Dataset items

..........

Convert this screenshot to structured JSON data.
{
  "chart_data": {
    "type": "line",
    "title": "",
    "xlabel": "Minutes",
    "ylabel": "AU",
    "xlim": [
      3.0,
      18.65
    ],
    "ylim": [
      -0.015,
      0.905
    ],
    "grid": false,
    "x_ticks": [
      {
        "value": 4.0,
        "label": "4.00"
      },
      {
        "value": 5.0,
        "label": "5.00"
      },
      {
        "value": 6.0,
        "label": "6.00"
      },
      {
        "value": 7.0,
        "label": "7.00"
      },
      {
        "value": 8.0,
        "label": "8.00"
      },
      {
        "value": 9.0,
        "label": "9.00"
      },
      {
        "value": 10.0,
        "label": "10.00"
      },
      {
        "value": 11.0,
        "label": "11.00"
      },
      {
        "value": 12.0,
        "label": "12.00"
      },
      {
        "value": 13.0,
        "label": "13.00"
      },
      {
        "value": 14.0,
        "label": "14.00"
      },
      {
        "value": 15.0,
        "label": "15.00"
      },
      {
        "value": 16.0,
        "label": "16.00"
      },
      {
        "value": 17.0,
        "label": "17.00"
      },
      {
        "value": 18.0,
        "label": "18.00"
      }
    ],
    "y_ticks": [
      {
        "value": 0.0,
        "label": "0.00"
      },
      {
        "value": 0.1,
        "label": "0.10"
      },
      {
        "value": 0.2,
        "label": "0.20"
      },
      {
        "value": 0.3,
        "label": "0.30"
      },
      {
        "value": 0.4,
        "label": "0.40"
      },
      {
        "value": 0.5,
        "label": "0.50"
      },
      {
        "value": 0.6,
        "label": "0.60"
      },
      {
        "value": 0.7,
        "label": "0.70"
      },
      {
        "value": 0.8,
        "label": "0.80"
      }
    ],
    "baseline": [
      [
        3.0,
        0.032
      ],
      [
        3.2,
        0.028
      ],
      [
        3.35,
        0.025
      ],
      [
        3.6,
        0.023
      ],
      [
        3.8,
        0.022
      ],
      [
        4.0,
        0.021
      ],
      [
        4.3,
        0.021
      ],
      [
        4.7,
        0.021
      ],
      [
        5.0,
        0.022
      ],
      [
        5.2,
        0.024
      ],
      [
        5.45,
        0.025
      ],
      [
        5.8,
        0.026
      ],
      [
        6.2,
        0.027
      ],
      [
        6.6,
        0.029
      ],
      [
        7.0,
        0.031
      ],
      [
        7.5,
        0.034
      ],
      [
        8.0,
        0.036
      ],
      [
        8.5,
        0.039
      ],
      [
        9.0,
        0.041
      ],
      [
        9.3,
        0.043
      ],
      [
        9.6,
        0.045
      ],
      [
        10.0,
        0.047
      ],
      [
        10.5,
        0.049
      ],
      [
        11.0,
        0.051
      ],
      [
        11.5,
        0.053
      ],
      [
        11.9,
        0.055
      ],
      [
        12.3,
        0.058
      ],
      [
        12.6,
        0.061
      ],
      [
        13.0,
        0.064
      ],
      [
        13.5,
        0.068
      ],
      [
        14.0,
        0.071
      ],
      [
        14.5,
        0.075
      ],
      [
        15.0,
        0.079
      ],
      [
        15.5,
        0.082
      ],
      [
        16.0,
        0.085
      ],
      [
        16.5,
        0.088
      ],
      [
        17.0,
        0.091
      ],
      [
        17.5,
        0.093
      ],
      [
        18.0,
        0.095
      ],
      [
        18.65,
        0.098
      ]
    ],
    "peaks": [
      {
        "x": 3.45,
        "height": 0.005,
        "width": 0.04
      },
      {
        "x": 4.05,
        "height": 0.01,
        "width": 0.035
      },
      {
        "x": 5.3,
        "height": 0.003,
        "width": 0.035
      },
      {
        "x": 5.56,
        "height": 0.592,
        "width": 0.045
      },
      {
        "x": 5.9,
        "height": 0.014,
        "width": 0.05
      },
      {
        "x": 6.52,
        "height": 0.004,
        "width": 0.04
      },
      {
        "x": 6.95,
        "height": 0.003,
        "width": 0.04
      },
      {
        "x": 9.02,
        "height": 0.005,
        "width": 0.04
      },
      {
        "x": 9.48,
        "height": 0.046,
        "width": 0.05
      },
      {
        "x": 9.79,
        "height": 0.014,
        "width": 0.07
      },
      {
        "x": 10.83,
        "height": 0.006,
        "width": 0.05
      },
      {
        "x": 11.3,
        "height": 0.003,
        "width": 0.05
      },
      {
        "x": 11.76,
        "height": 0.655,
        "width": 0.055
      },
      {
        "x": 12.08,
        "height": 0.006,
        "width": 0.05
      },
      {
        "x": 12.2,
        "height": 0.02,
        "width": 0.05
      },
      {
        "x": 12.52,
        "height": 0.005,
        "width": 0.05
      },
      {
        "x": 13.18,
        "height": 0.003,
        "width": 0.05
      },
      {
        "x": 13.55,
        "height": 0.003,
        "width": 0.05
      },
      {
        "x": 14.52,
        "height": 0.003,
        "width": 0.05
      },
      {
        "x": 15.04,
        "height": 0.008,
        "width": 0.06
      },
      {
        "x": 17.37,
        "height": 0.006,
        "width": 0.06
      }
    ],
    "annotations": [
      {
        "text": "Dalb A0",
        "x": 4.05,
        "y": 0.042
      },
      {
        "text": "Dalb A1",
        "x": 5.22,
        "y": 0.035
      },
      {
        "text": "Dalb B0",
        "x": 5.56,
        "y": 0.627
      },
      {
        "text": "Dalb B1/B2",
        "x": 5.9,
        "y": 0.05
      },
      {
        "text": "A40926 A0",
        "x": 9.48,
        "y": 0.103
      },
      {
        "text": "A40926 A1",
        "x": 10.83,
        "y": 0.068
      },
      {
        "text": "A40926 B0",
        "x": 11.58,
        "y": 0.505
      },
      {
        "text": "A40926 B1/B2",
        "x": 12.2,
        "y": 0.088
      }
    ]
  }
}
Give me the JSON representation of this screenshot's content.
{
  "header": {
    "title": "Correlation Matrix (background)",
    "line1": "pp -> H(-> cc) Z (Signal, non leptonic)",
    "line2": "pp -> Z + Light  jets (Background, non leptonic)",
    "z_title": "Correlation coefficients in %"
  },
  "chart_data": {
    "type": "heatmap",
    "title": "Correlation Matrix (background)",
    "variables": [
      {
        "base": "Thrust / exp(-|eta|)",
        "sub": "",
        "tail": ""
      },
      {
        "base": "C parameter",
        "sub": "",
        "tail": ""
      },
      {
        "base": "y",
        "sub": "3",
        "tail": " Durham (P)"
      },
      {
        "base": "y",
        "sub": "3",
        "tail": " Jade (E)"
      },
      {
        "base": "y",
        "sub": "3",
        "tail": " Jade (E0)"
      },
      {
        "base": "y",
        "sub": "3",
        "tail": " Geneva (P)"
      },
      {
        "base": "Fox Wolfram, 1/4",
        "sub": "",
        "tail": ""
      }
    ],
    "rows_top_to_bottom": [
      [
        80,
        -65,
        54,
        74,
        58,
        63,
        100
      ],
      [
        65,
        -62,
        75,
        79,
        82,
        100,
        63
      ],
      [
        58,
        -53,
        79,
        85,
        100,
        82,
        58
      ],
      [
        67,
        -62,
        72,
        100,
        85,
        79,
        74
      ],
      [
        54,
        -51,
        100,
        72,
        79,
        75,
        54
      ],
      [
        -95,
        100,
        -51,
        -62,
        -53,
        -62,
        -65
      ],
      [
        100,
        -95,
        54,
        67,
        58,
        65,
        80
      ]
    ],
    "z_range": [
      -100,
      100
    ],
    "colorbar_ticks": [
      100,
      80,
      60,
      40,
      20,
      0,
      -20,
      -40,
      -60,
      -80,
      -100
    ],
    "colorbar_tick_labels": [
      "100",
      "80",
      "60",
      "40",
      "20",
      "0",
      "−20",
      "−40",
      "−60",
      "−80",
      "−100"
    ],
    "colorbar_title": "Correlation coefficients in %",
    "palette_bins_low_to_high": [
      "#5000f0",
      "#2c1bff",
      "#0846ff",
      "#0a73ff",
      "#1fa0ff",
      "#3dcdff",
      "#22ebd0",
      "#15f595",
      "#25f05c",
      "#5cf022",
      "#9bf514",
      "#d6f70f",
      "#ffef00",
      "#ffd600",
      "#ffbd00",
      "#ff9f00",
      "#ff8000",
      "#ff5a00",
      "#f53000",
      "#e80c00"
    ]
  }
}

..........

> _The task_
Copy every line of the listing containing the string "this".

> _Task result_
Convert this screenshot to structured JSON data.
Give me the JSON representation of this screenshot's content.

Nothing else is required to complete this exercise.